*WHAT IS EXPECTED:* Copy the data below verbatim, from its first line through the line containing "bar-segment: [194, 255, 213, 307]", including both of those lines.
-- Begin --
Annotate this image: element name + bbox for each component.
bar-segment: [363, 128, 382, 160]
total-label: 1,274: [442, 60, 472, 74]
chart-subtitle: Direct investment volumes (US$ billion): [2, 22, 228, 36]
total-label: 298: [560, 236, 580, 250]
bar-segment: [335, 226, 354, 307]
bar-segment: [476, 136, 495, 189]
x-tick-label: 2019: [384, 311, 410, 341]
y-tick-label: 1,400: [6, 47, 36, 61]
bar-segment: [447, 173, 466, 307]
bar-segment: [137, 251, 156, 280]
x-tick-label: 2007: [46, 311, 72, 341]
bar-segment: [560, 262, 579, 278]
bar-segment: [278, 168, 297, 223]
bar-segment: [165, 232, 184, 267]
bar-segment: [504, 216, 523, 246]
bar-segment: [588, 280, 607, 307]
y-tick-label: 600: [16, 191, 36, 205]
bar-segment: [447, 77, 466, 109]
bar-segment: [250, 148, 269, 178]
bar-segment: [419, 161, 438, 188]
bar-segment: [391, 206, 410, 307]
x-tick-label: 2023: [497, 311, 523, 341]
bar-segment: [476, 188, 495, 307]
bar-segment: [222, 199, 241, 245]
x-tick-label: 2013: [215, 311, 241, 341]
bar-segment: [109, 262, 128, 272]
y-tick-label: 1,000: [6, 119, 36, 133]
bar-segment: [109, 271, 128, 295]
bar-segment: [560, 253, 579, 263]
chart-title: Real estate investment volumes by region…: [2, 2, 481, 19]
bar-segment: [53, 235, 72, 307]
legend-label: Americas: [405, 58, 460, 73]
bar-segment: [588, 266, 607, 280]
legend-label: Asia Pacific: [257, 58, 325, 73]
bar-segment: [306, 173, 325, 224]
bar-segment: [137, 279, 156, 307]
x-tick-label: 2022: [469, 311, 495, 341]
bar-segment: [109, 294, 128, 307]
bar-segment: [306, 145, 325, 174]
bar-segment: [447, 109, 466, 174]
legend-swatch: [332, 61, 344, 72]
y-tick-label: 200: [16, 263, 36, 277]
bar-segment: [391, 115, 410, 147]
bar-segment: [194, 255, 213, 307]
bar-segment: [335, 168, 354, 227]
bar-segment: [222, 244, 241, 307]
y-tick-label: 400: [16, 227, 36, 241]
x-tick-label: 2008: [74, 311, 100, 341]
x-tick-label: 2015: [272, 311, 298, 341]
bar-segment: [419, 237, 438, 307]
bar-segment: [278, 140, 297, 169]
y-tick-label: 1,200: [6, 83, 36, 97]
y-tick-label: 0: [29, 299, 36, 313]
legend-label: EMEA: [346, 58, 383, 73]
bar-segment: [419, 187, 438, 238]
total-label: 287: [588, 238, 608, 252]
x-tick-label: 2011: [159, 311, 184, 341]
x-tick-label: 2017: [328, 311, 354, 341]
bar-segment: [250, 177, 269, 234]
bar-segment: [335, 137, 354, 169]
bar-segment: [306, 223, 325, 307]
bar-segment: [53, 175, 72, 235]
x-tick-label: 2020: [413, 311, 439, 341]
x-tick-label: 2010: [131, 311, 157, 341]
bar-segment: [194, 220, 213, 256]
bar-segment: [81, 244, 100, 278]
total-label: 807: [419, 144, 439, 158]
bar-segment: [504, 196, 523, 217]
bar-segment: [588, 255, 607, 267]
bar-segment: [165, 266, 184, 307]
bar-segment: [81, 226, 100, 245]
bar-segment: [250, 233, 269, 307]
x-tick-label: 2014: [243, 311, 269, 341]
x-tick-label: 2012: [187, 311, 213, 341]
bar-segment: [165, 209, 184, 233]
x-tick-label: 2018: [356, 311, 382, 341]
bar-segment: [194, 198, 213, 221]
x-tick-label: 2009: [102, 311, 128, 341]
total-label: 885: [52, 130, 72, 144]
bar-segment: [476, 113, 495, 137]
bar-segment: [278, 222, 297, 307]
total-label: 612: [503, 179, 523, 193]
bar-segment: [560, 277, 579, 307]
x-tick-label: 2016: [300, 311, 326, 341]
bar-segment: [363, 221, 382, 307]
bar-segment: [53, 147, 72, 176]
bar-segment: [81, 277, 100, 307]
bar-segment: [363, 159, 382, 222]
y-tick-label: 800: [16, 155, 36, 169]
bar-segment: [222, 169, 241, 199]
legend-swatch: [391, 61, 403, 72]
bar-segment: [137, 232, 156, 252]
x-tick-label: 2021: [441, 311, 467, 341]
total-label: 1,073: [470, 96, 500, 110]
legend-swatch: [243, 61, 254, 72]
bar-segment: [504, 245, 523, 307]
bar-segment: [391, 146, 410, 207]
-- End --
*SOLUTION:*
Annotate this image: element name + bbox for each component.
bar-segment: [363, 128, 382, 160]
total-label: 1,274: [442, 60, 472, 74]
chart-subtitle: Direct investment volumes (US$ billion): [2, 22, 228, 36]
total-label: 298: [560, 236, 580, 250]
bar-segment: [335, 226, 354, 307]
bar-segment: [476, 136, 495, 189]
x-tick-label: 2019: [384, 311, 410, 341]
y-tick-label: 1,400: [6, 47, 36, 61]
bar-segment: [447, 173, 466, 307]
bar-segment: [137, 251, 156, 280]
x-tick-label: 2007: [46, 311, 72, 341]
bar-segment: [560, 262, 579, 278]
bar-segment: [278, 168, 297, 223]
bar-segment: [165, 232, 184, 267]
bar-segment: [504, 216, 523, 246]
bar-segment: [588, 280, 607, 307]
y-tick-label: 600: [16, 191, 36, 205]
bar-segment: [447, 77, 466, 109]
bar-segment: [250, 148, 269, 178]
bar-segment: [419, 161, 438, 188]
bar-segment: [391, 206, 410, 307]
x-tick-label: 2023: [497, 311, 523, 341]
bar-segment: [476, 188, 495, 307]
bar-segment: [222, 199, 241, 245]
x-tick-label: 2013: [215, 311, 241, 341]
bar-segment: [109, 262, 128, 272]
y-tick-label: 1,000: [6, 119, 36, 133]
bar-segment: [109, 271, 128, 295]
bar-segment: [560, 253, 579, 263]
chart-title: Real estate investment volumes by region…: [2, 2, 481, 19]
bar-segment: [53, 235, 72, 307]
legend-label: Americas: [405, 58, 460, 73]
bar-segment: [588, 266, 607, 280]
legend-label: Asia Pacific: [257, 58, 325, 73]
bar-segment: [306, 173, 325, 224]
bar-segment: [137, 279, 156, 307]
x-tick-label: 2022: [469, 311, 495, 341]
bar-segment: [109, 294, 128, 307]
bar-segment: [306, 145, 325, 174]
bar-segment: [447, 109, 466, 174]
legend-swatch: [332, 61, 344, 72]
y-tick-label: 200: [16, 263, 36, 277]
bar-segment: [391, 115, 410, 147]
bar-segment: [194, 255, 213, 307]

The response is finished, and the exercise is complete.